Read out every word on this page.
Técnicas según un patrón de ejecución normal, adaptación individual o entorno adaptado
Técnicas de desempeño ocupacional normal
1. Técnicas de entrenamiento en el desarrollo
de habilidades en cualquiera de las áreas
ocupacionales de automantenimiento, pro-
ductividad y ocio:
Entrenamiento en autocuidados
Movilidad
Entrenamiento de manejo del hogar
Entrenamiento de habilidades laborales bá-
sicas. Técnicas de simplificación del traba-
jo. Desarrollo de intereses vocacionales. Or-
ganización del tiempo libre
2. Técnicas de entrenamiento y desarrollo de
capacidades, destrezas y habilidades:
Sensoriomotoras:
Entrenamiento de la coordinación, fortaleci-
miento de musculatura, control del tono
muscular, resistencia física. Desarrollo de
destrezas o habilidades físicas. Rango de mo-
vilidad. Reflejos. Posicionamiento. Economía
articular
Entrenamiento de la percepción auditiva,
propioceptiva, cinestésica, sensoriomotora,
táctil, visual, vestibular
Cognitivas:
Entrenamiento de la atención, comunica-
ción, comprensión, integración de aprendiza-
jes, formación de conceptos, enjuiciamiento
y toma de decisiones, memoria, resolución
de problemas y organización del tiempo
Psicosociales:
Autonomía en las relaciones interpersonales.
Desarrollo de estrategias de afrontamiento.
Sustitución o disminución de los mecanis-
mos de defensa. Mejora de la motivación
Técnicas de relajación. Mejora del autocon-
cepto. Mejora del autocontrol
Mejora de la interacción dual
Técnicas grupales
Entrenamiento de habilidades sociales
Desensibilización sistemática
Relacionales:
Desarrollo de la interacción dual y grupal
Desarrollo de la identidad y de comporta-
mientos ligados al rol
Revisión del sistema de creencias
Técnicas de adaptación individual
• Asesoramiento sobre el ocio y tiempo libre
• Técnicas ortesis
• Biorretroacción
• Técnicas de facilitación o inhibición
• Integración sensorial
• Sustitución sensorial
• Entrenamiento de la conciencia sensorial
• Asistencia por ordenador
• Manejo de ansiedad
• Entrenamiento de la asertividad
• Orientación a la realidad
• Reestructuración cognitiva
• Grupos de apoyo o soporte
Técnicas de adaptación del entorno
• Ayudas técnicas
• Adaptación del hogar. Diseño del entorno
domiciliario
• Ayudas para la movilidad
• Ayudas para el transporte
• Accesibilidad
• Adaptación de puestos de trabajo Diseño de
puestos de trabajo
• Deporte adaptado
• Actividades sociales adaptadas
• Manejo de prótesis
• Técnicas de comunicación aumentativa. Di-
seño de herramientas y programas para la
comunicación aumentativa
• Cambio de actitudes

### Written instruction
Copy each line above that contains the word "sensorial".

### Exercise solution
• Integración sensorial
• Sustitución sensorial
• Entrenamiento de la conciencia sensorial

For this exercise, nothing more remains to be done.